(Directions for this task): Find and return each line containing "Hour".

(Data for this task):
__________

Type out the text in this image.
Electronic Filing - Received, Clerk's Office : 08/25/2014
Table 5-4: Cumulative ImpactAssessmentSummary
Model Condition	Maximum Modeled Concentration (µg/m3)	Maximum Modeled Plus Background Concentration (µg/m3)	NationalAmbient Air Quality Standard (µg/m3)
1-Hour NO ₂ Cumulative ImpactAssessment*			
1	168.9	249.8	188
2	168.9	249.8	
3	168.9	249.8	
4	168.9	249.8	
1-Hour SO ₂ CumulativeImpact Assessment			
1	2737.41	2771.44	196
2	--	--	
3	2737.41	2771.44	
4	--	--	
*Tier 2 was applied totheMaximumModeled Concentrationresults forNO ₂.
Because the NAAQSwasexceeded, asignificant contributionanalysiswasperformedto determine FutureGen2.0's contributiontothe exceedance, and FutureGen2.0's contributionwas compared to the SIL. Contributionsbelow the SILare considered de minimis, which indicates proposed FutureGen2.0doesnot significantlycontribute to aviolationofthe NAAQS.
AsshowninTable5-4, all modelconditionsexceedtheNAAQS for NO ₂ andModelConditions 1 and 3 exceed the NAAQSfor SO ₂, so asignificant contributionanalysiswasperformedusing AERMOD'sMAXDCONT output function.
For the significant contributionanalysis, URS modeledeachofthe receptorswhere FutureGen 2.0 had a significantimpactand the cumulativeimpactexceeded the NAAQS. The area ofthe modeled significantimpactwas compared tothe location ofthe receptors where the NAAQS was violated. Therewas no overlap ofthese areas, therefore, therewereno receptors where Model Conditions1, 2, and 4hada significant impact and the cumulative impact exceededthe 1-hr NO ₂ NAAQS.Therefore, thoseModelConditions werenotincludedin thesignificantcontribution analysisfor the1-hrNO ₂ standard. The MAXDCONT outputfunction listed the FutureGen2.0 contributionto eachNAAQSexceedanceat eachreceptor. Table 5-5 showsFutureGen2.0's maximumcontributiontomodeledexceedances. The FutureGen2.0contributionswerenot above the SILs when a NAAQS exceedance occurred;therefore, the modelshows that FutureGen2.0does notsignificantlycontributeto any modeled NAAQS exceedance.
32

__________

(Answer for this exercise):
1-Hour NO ₂ Cumulative ImpactAssessment*			
1-Hour SO ₂ CumulativeImpact Assessment			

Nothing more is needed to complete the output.